GIVEN PROBLEM A: In the text on organic farming in Cuba, who provided the shading at the Gilberto Léon co-operative?
GIVEN PROBLEM B: Please carry on the text on organic farming in Cuba from its last sentence.

-- Start of READING TEXT --

Intensive organic vegetable production 
Intensive vegetable production in Cuba is often concentrated in raised beds, using simple irrigation, based on regular incorporation of organic matter and constant management. The system is known as 'organoponics'. Beds are sometimes shaded to protect the more delicate crops from the sun. Shading is expensive (at the Gilberto Léon co-operative it was provided by Oxfam US) but the yields are high and the organoponic is the most profitable part of this co-operative.
    An organoponic attached to the National Association of Agricultural Producers (ANAP), a small-scale farmers association, covers only 1.2 ha, but keeps the training centre self sufficient in vegetables. The workplace cafeteria serves 170 people a day, as well as guests staying at the centre for courses and conferences. There is still a surplus to sell to the workers at moderate prices for family consumption. 

A team from PAN visiting a IIPF field experiment

Urban agriculture
A significant contribution to nutrition in urban areas has been made by creating urban agriculture programmes. The government makes available abandoned farm and other land in or near urban areas to members of the local community who form a co-operative to farm it. The land remains the property of the State but the produce belongs to the growers.  The organiser of one project on the outskirts of Havana, Georgina Pérez Martinez, explained that the 40 members who produce primarily for home consumption also provide for other members of the community, particularly invalids, the elderly and day-care centres. In all, the scheme feeds about 40 homes with an average family size of five, a further 68 family members living elsewhere, and about 90 neighbours. There is a waiting list of people wanting to join, and the co-operative is looking for smaller land parcels so more can participate. Many crops are grown, including tubers, yam, squash, maize, grains, mango, beans, garlic, onion, yucca, papaya. About 200 chickens of a locally adapted breed provide abundant egg supplies. The co-operative is planning a fresh water pond for fish, and to acquire an extractor for sugar cane juice. Soil management is a crucial part of growing organically: everything is composted for fertiliser, and chicken numbers will soon be increased, providing more manure.

-- End of READING TEXT --
-- Start of RECORDS --

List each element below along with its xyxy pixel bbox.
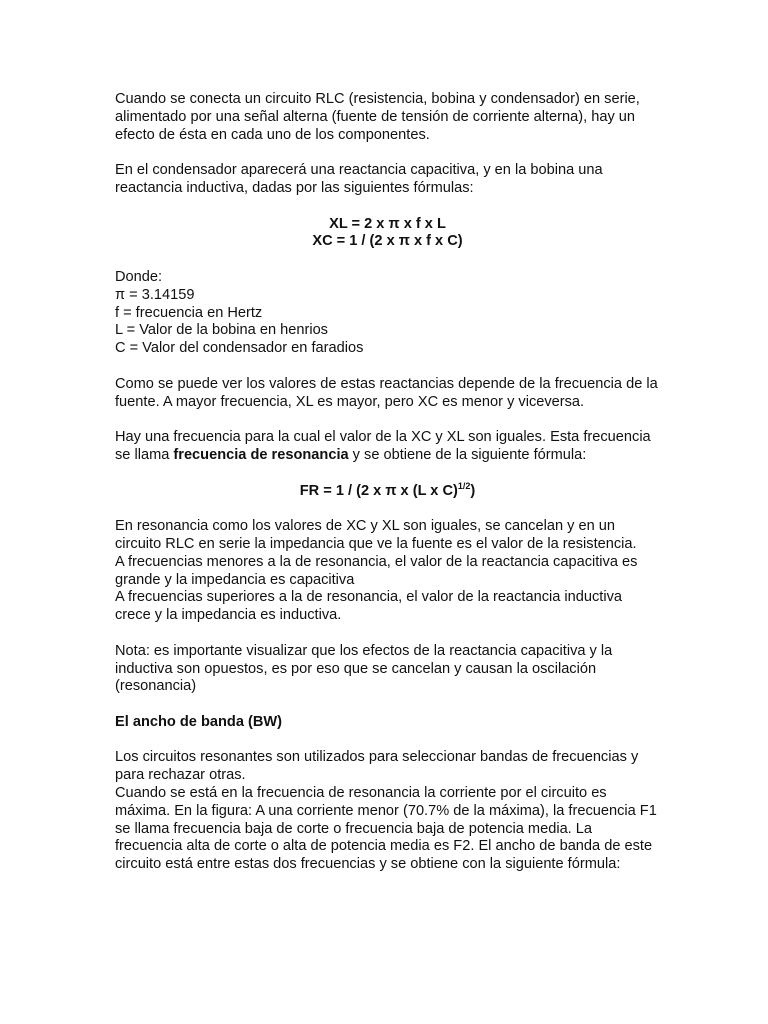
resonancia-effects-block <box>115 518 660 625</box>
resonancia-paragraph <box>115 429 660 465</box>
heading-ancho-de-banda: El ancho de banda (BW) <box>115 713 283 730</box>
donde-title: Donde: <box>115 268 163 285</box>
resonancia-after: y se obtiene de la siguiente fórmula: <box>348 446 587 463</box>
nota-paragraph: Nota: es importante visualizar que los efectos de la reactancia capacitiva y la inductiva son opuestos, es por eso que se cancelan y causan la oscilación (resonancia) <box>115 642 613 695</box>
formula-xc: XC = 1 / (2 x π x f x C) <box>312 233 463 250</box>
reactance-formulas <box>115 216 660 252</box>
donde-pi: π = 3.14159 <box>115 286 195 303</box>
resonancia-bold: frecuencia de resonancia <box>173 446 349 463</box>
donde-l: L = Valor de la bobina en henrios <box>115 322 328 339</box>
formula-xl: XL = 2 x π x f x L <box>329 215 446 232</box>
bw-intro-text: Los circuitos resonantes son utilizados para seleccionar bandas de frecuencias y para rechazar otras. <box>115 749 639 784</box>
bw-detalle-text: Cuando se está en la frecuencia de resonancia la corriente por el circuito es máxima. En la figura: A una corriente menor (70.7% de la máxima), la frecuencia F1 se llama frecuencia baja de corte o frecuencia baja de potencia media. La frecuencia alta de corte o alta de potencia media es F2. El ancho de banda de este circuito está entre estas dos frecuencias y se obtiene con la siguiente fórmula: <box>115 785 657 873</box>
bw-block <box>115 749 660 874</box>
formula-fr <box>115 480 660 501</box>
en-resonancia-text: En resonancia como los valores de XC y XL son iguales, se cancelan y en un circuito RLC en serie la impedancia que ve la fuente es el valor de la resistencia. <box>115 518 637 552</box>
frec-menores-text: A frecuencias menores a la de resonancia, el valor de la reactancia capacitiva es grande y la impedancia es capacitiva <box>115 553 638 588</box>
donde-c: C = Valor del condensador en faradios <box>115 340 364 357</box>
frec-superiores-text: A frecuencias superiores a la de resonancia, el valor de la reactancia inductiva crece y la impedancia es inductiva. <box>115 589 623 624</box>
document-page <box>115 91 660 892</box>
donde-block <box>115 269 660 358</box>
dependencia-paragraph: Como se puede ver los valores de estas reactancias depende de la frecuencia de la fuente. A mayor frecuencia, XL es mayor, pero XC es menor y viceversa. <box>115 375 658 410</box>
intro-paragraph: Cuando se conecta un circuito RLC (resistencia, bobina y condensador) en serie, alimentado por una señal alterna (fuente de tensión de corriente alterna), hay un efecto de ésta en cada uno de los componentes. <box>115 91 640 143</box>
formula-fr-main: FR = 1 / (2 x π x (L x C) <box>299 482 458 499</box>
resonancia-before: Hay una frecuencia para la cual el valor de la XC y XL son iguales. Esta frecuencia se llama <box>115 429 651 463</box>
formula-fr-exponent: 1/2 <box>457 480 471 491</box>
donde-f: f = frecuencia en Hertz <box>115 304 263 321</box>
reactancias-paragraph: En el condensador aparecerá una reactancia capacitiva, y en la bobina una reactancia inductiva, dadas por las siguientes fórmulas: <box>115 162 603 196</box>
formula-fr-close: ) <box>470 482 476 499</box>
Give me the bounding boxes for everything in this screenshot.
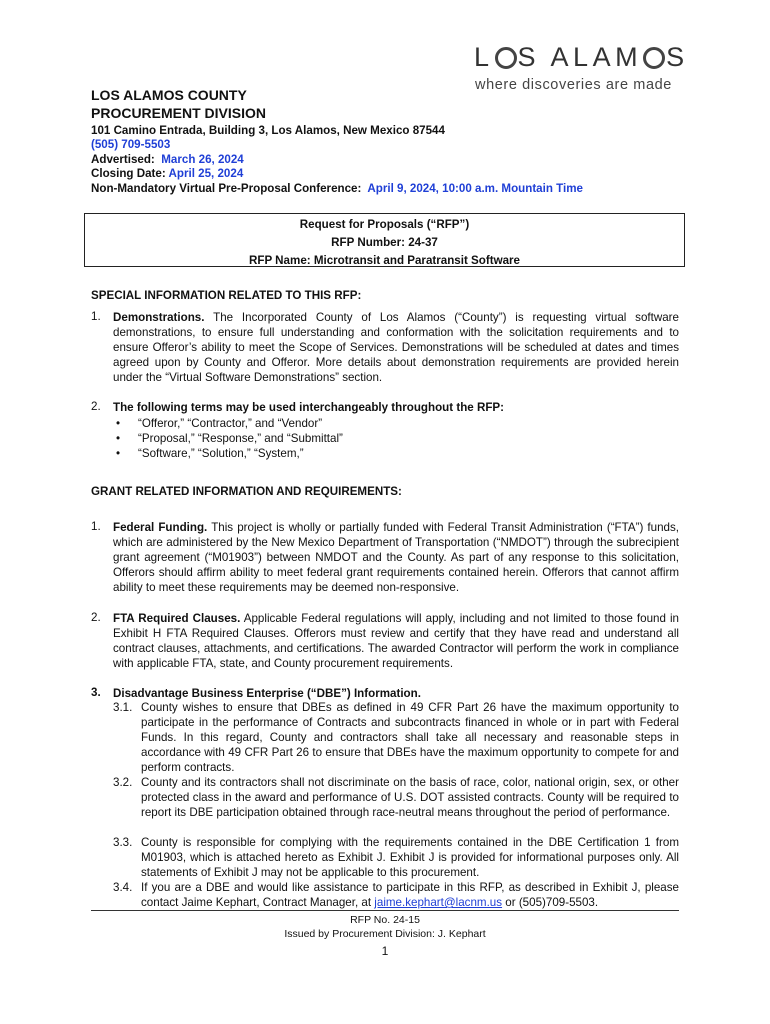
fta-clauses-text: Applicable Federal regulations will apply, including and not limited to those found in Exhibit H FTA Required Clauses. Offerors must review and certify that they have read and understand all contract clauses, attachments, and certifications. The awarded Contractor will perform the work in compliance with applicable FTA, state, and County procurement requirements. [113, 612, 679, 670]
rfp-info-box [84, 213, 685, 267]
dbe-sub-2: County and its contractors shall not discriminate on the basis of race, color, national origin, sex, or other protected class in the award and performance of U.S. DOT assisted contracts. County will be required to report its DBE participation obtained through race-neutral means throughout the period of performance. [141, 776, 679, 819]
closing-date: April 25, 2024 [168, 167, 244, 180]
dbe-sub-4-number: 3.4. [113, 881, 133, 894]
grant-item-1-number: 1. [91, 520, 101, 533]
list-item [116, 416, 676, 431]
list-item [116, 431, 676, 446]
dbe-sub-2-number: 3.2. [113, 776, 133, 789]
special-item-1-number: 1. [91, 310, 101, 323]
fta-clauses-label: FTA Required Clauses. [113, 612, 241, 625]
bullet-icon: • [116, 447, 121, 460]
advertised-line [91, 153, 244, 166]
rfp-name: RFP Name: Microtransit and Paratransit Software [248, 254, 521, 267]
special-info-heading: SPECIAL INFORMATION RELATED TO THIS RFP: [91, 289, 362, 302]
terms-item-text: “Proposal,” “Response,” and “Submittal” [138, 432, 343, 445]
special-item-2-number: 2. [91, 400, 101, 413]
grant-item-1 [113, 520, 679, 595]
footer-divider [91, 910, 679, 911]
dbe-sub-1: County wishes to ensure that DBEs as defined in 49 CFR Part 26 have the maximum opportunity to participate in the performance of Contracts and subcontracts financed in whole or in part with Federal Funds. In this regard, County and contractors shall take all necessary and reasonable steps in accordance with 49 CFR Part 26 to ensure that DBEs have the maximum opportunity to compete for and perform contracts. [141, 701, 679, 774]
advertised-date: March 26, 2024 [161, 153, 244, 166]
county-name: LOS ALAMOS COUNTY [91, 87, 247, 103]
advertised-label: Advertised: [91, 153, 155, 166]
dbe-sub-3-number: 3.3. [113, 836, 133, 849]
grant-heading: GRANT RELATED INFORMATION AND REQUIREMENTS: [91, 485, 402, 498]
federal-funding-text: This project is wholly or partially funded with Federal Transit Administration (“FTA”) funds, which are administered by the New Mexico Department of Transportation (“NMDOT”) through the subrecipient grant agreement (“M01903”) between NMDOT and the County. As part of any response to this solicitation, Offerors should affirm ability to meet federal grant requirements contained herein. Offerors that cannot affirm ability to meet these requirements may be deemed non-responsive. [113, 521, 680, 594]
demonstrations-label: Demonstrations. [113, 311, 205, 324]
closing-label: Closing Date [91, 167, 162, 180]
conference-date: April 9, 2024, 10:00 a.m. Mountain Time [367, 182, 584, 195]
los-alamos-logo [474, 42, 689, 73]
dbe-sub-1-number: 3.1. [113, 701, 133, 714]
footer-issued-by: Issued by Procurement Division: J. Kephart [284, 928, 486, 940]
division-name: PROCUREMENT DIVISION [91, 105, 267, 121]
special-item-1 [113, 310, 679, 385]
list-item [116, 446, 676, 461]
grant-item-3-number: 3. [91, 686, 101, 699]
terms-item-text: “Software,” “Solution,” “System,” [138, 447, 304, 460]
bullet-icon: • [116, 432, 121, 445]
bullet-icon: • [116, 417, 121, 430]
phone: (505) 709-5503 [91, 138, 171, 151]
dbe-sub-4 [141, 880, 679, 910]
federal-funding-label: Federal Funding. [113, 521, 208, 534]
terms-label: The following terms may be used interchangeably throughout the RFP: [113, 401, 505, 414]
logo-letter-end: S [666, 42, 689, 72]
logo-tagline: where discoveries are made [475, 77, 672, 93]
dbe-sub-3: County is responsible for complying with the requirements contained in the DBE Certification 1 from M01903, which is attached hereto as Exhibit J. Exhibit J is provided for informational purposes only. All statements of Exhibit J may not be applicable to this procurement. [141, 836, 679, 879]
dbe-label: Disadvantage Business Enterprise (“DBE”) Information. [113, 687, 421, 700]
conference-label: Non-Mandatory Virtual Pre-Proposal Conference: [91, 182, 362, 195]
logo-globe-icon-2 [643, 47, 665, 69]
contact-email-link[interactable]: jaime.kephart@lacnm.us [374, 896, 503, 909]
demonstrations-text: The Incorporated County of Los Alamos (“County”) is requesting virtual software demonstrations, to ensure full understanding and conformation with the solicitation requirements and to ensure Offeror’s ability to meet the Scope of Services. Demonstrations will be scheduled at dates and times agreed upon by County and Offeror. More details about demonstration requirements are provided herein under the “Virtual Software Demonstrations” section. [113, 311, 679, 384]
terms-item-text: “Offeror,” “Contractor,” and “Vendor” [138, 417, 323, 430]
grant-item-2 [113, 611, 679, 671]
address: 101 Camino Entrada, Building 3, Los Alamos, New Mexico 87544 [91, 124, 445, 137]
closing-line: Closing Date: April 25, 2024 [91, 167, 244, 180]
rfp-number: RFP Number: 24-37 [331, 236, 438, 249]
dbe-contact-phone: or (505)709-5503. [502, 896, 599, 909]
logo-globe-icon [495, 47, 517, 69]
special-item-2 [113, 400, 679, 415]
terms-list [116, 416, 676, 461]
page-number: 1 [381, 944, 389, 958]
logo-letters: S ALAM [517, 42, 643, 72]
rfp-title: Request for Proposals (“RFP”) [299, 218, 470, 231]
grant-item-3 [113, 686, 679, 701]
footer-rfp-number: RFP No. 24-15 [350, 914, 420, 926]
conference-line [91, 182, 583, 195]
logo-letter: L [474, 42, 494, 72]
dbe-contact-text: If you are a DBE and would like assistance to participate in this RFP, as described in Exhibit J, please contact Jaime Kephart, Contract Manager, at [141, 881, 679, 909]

-- End of RECORDS --

EXERCISE RESPONSE A: Oxfam US.

EXERCISE RESPONSE B:
    Another urban agriculture project in Santa Fe is smaller, with a total of 2.9 ha worked by about 14 retired people. Spokesperson José Ucha Santana, who was director of a State institution before he retired, indicated that the scheme directly supports 21-23 families, with an average of about six people.  "I have never been so satisfied in my work, and have learnt a great deal about agriculture. We even grow a range of insecticidal plants, including neem and other effective trees and grasses."

The science of organics
A special feature of the Cuban experiment is the value given to measuring the outputs from organic production. The Institute for Pasture and Forage (IIPF) has developed small plots for experimenting with mixtures of pasture and forage which are closely documented.  Since the special period highly-managed, intensive rotational systems have been seen as the best approach and there is now several years' experience in integrating agriculture and livestock in organic production methods.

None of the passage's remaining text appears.